To be done ▸ What follows is a listing to be transcribed exactly.
--- Start ---
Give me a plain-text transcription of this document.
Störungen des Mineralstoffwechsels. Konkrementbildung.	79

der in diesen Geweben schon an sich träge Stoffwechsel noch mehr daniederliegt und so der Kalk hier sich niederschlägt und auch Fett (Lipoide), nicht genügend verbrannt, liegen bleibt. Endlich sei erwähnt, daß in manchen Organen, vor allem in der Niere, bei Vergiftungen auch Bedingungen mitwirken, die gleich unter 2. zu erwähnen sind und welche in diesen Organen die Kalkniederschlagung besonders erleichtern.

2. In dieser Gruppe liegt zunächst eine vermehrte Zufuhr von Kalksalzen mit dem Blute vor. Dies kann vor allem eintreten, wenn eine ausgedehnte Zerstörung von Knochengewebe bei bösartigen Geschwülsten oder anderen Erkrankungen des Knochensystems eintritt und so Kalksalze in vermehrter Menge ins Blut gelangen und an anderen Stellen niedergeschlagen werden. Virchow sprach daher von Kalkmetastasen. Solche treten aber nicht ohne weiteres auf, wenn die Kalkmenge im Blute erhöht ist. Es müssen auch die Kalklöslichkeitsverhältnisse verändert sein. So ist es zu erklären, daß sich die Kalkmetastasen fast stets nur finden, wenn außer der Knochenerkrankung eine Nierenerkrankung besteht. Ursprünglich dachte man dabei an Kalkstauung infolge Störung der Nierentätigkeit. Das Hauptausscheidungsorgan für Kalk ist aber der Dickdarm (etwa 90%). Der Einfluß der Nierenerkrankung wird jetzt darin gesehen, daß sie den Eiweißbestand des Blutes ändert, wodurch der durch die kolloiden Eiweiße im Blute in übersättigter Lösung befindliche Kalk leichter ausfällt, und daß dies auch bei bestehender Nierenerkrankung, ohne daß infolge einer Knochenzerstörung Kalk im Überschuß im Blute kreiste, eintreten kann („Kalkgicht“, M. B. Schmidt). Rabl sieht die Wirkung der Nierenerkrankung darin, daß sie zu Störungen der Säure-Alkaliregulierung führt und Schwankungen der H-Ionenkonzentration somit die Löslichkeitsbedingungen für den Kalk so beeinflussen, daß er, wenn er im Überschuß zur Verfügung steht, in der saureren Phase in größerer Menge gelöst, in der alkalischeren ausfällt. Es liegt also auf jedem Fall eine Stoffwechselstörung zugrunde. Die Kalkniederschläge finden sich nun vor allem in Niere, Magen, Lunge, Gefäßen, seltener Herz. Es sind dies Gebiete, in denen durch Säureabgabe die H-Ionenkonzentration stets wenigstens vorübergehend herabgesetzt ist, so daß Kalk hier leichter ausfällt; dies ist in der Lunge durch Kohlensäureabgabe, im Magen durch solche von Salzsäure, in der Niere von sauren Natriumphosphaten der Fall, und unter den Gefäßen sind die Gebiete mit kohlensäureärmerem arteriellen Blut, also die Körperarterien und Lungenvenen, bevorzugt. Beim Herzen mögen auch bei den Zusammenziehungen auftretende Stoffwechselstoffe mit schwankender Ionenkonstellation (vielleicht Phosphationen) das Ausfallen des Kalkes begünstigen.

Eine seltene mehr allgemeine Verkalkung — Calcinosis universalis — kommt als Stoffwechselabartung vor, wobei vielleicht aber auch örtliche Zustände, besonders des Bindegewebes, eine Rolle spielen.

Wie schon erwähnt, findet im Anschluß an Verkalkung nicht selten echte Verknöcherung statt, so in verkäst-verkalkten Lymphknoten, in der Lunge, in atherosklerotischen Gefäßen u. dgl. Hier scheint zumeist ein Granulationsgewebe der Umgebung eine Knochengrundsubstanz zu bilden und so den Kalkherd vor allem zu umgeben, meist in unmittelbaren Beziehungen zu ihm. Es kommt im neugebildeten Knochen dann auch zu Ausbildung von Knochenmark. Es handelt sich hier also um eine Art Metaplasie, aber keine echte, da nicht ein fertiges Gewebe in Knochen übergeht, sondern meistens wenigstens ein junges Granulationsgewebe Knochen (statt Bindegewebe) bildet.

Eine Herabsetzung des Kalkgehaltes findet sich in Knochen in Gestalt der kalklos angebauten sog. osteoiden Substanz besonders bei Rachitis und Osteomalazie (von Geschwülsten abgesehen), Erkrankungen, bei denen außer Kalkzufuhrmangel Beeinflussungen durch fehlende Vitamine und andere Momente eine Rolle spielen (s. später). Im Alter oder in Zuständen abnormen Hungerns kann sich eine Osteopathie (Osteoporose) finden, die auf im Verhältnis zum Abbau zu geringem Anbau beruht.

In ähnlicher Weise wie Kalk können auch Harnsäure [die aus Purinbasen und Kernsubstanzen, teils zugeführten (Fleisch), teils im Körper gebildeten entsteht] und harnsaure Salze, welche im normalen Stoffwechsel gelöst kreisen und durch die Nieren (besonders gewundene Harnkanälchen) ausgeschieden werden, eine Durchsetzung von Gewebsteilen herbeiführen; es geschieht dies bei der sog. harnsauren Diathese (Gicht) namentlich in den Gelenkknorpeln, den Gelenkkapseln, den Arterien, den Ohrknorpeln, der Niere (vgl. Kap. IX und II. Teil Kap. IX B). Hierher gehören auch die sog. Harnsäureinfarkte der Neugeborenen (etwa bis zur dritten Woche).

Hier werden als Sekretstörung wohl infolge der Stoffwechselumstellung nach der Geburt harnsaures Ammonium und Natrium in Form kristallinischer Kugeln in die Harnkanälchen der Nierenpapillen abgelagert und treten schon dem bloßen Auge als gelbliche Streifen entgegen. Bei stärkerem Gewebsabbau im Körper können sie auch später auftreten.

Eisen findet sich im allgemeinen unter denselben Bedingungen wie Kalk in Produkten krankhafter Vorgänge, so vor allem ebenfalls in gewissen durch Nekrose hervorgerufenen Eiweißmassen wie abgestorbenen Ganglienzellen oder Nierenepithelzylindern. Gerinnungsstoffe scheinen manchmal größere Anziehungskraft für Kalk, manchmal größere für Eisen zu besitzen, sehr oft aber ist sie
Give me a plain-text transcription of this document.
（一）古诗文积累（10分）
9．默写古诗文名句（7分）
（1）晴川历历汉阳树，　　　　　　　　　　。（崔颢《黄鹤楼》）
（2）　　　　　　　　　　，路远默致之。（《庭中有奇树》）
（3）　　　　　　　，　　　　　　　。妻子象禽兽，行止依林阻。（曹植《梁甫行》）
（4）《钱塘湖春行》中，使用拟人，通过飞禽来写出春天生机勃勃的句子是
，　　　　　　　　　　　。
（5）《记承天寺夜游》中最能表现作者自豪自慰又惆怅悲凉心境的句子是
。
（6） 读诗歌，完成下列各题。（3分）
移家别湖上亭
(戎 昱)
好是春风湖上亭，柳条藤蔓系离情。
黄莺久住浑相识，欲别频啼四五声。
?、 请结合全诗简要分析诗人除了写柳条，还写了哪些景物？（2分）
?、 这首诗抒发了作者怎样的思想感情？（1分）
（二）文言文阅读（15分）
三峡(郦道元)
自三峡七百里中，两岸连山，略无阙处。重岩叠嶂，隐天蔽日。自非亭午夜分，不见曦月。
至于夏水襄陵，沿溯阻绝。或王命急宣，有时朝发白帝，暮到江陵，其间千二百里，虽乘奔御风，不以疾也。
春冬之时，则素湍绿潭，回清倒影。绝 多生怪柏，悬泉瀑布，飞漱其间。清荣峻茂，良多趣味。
--- End ---
Solution to this exercise ▸
Give me a plain-text transcription of this document.
Störungen des Mineralstoffwechsels. Konkrementbildung.	79

der in diesen Geweben schon an sich träge Stoffwechsel noch mehr daniederliegt und so der Kalk hier sich niederschlägt und auch Fett (Lipoide), nicht genügend verbrannt, liegen bleibt. Endlich sei erwähnt, daß in manchen Organen, vor allem in der Niere, bei Vergiftungen auch Bedingungen mitwirken, die gleich unter 2. zu erwähnen sind und welche in diesen Organen die Kalkniederschlagung besonders erleichtern.

2. In dieser Gruppe liegt zunächst eine vermehrte Zufuhr von Kalksalzen mit dem Blute vor. Dies kann vor allem eintreten, wenn eine ausgedehnte Zerstörung von Knochengewebe bei bösartigen Geschwülsten oder anderen Erkrankungen des Knochensystems eintritt und so Kalksalze in vermehrter Menge ins Blut gelangen und an anderen Stellen niedergeschlagen werden. Virchow sprach daher von Kalkmetastasen. Solche treten aber nicht ohne weiteres auf, wenn die Kalkmenge im Blute erhöht ist. Es müssen auch die Kalklöslichkeitsverhältnisse verändert sein. So ist es zu erklären, daß sich die Kalkmetastasen fast stets nur finden, wenn außer der Knochenerkrankung eine Nierenerkrankung besteht. Ursprünglich dachte man dabei an Kalkstauung infolge Störung der Nierentätigkeit. Das Hauptausscheidungsorgan für Kalk ist aber der Dickdarm (etwa 90%). Der Einfluß der Nierenerkrankung wird jetzt darin gesehen, daß sie den Eiweißbestand des Blutes ändert, wodurch der durch die kolloiden Eiweiße im Blute in übersättigter Lösung befindliche Kalk leichter ausfällt, und daß dies auch bei bestehender Nierenerkrankung, ohne daß infolge einer Knochenzerstörung Kalk im Überschuß im Blute kreiste, eintreten kann („Kalkgicht“, M. B. Schmidt). Rabl sieht die Wirkung der Nierenerkrankung darin, daß sie zu Störungen der Säure-Alkaliregulierung führt und Schwankungen der H-Ionenkonzentration somit die Löslichkeitsbedingungen für den Kalk so beeinflussen, daß er, wenn er im Überschuß zur Verfügung steht, in der saureren Phase in größerer Menge gelöst, in der alkalischeren ausfällt. Es liegt also auf jedem Fall eine Stoffwechselstörung zugrunde. Die Kalkniederschläge finden sich nun vor allem in Niere, Magen, Lunge, Gefäßen, seltener Herz. Es sind dies Gebiete, in denen durch Säureabgabe die H-Ionenkonzentration stets wenigstens vorübergehend herabgesetzt ist, so daß Kalk hier leichter ausfällt; dies ist in der Lunge durch Kohlensäureabgabe, im Magen durch solche von Salzsäure, in der Niere von sauren Natriumphosphaten der Fall, und unter den Gefäßen sind die Gebiete mit kohlensäureärmerem arteriellen Blut, also die Körperarterien und Lungenvenen, bevorzugt. Beim Herzen mögen auch bei den Zusammenziehungen auftretende Stoffwechselstoffe mit schwankender Ionenkonstellation (vielleicht Phosphationen) das Ausfallen des Kalkes begünstigen.

Eine seltene mehr allgemeine Verkalkung — Calcinosis universalis — kommt als Stoffwechselabartung vor, wobei vielleicht aber auch örtliche Zustände, besonders des Bindegewebes, eine Rolle spielen.

Wie schon erwähnt, findet im Anschluß an Verkalkung nicht selten echte Verknöcherung statt, so in verkäst-verkalkten Lymphknoten, in der Lunge, in atherosklerotischen Gefäßen u. dgl. Hier scheint zumeist ein Granulationsgewebe der Umgebung eine Knochengrundsubstanz zu bilden und so den Kalkherd vor allem zu umgeben, meist in unmittelbaren Beziehungen zu ihm. Es kommt im neugebildeten Knochen dann auch zu Ausbildung von Knochenmark. Es handelt sich hier also um eine Art Metaplasie, aber keine echte, da nicht ein fertiges Gewebe in Knochen übergeht, sondern meistens wenigstens ein junges Granulationsgewebe Knochen (statt Bindegewebe) bildet.

Eine Herabsetzung des Kalkgehaltes findet sich in Knochen in Gestalt der kalklos angebauten sog. osteoiden Substanz besonders bei Rachitis und Osteomalazie (von Geschwülsten abgesehen), Erkrankungen, bei denen außer Kalkzufuhrmangel Beeinflussungen durch fehlende Vitamine und andere Momente eine Rolle spielen (s. später). Im Alter oder in Zuständen abnormen Hungerns kann sich eine Osteopathie (Osteoporose) finden, die auf im Verhältnis zum Abbau zu geringem Anbau beruht.

In ähnlicher Weise wie Kalk können auch Harnsäure [die aus Purinbasen und Kernsubstanzen, teils zugeführten (Fleisch), teils im Körper gebildeten entsteht] und harnsaure Salze, welche im normalen Stoffwechsel gelöst kreisen und durch die Nieren (besonders gewundene Harnkanälchen) ausgeschieden werden, eine Durchsetzung von Gewebsteilen herbeiführen; es geschieht dies bei der sog. harnsauren Diathese (Gicht) namentlich in den Gelenkknorpeln, den Gelenkkapseln, den Arterien, den Ohrknorpeln, der Niere (vgl. Kap. IX und II. Teil Kap. IX B). Hierher gehören auch die sog. Harnsäureinfarkte der Neugeborenen (etwa bis zur dritten Woche).

Hier werden als Sekretstörung wohl infolge der Stoffwechselumstellung nach der Geburt harnsaures Ammonium und Natrium in Form kristallinischer Kugeln in die Harnkanälchen der Nierenpapillen abgelagert und treten schon dem bloßen Auge als gelbliche Streifen entgegen. Bei stärkerem Gewebsabbau im Körper können sie auch später auftreten.

Eisen findet sich im allgemeinen unter denselben Bedingungen wie Kalk in Produkten krankhafter Vorgänge, so vor allem ebenfalls in gewissen durch Nekrose hervorgerufenen Eiweißmassen wie abgestorbenen Ganglienzellen oder Nierenepithelzylindern. Gerinnungsstoffe scheinen manchmal größere Anziehungskraft für Kalk, manchmal größere für Eisen zu besitzen, sehr oft aber ist sie
Give me a plain-text transcription of this document.
（一）古诗文积累（10分）
9．默写古诗文名句（7分）
（1）晴川历历汉阳树，　　　　　　　　　　。（崔颢《黄鹤楼》）
（2）　　　　　　　　　　，路远默致之。（《庭中有奇树》）
（3）　　　　　　　，　　　　　　　。妻子象禽兽，行止依林阻。（曹植《梁甫行》）
（4）《钱塘湖春行》中，使用拟人，通过飞禽来写出春天生机勃勃的句子是
，　　　　　　　　　　　。
（5）《记承天寺夜游》中最能表现作者自豪自慰又惆怅悲凉心境的句子是
。
（6） 读诗歌，完成下列各题。（3分）
移家别湖上亭
(戎 昱)
好是春风湖上亭，柳条藤蔓系离情。
黄莺久住浑相识，欲别频啼四五声。
?、 请结合全诗简要分析诗人除了写柳条，还写了哪些景物？（2分）
?、 这首诗抒发了作者怎样的思想感情？（1分）
（二）文言文阅读（15分）
三峡(郦道元)
自三峡七百里中，两岸连山，略无阙处。重岩叠嶂，隐天蔽日。自非亭午夜分，不见曦月。
至于夏水襄陵，沿溯阻绝。或王命急宣，有时朝发白帝，暮到江陵，其间千二百里，虽乘奔御风，不以疾也。
春冬之时，则素湍绿潭，回清倒影。绝 多生怪柏，悬泉瀑布，飞漱其间。清荣峻茂，良多趣味。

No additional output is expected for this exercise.